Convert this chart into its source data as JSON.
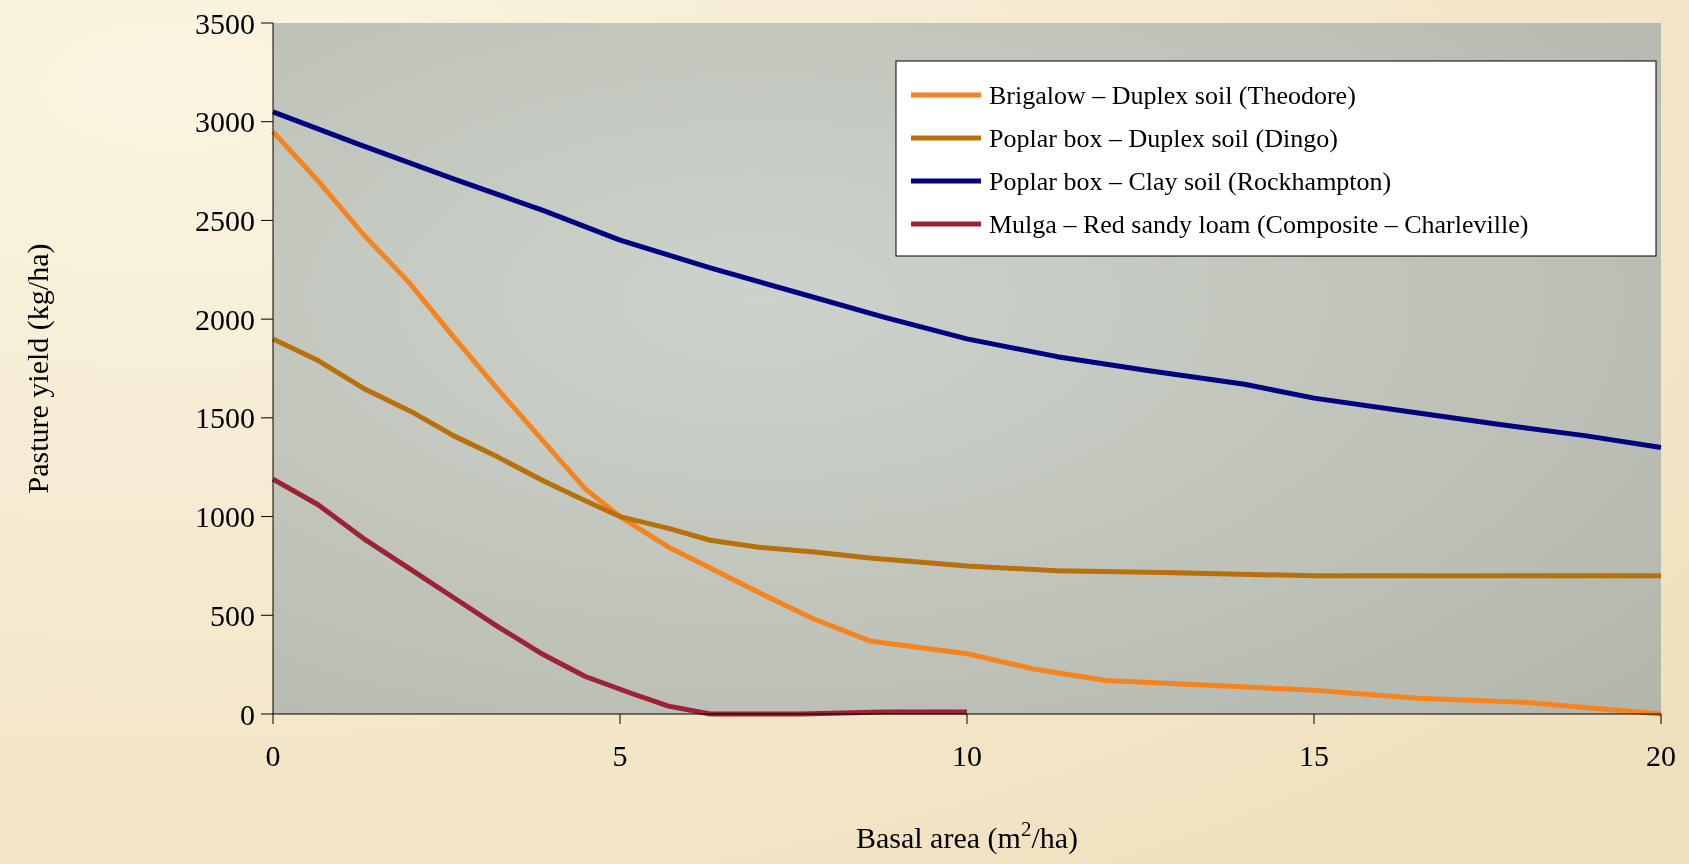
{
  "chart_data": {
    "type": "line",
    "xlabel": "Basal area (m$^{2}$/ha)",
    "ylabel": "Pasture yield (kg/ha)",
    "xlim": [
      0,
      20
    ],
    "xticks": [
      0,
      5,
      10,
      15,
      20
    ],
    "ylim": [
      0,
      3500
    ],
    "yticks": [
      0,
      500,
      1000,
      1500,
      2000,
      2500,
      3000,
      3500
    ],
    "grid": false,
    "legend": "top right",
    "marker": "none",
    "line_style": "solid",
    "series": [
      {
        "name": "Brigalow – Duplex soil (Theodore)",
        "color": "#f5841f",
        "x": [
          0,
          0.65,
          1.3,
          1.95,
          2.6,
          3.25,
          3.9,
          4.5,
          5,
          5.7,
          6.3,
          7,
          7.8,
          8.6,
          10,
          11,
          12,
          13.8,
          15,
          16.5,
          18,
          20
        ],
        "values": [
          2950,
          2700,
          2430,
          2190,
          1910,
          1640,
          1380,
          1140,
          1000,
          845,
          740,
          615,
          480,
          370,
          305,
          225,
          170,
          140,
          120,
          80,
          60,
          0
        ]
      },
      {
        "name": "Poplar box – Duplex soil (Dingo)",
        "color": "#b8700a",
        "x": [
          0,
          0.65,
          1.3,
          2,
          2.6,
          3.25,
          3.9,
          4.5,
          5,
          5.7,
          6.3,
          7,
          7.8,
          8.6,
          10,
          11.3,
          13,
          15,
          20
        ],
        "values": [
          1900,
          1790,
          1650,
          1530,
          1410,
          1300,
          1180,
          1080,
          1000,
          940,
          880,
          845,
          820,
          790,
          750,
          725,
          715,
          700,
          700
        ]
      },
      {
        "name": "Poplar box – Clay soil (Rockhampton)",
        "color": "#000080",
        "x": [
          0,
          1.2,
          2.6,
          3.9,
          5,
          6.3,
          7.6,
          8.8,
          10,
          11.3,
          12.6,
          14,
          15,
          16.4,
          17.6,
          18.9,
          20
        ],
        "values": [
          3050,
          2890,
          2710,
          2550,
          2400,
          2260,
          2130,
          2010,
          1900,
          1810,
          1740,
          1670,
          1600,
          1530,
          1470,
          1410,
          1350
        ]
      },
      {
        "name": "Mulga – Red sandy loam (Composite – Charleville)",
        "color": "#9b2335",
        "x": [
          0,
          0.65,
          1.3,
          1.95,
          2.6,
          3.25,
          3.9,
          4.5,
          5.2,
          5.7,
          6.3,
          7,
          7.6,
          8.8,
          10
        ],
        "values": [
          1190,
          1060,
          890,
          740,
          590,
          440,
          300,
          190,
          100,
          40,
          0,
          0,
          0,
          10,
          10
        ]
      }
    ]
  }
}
***
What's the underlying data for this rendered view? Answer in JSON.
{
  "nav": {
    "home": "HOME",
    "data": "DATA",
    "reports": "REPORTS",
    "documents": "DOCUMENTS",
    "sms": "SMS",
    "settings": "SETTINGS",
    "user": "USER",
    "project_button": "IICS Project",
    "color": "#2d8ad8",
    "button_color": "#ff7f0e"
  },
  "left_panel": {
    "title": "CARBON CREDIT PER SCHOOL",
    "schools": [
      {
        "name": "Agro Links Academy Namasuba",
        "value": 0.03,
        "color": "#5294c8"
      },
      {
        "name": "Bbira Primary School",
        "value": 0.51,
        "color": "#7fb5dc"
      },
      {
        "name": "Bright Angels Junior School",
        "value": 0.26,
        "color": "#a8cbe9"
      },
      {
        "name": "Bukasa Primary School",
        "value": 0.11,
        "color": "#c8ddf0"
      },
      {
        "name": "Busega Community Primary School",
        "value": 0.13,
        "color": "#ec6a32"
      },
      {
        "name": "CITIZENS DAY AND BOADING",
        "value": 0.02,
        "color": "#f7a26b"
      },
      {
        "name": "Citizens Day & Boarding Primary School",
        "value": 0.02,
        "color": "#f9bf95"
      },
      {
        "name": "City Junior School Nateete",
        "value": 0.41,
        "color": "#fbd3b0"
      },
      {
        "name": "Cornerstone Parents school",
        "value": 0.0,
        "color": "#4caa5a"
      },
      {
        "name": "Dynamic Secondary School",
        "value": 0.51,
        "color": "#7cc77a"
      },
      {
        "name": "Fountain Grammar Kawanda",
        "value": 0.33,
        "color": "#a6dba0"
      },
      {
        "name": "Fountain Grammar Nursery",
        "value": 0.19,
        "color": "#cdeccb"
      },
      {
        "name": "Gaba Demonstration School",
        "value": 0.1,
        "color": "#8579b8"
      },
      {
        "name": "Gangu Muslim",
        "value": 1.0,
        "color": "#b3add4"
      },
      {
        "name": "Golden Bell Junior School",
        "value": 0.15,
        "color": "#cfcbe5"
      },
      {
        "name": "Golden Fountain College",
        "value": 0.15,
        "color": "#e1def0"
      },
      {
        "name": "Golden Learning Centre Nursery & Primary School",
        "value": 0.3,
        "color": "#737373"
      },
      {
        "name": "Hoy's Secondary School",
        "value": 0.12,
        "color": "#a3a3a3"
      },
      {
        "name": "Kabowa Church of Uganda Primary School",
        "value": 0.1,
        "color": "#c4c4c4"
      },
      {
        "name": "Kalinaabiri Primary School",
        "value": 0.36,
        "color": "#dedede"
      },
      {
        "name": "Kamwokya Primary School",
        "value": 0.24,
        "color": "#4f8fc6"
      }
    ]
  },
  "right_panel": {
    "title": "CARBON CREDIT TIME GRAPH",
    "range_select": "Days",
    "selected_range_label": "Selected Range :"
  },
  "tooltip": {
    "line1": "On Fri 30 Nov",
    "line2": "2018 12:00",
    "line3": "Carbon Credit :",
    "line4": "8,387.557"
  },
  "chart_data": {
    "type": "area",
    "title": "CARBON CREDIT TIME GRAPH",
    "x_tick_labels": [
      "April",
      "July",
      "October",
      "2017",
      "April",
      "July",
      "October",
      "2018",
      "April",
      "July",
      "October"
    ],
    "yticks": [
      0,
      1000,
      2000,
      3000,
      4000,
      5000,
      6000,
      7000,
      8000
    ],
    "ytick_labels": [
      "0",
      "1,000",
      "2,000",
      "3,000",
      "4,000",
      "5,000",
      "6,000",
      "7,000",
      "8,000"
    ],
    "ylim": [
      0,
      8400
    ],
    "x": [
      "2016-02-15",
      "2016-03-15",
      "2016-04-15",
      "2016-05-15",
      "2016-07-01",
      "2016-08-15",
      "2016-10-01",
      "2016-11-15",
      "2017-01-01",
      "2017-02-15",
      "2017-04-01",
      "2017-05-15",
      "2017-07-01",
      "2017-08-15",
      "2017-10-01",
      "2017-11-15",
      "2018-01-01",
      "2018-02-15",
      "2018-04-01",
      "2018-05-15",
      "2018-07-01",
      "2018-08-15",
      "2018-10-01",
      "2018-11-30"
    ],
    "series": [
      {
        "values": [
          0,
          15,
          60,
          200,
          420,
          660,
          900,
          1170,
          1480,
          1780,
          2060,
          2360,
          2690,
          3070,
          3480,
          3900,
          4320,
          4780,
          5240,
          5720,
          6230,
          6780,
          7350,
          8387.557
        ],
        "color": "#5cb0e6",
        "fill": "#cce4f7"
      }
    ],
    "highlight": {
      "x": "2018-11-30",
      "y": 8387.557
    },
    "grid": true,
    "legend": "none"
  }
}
***
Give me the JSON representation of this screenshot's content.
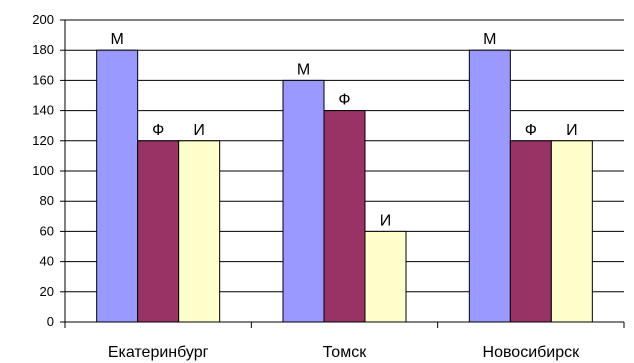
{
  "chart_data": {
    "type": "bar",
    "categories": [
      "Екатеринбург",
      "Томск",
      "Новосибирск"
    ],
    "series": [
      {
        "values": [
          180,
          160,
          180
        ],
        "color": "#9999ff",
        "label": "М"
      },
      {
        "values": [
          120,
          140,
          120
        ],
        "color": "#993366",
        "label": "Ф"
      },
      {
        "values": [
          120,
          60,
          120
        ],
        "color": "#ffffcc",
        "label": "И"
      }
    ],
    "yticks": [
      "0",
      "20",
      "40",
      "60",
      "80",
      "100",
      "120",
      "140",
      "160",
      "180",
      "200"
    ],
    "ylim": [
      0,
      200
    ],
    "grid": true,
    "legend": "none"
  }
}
***
In the entries above, some lines may contain the string "this"; report how many, without additional comment.

3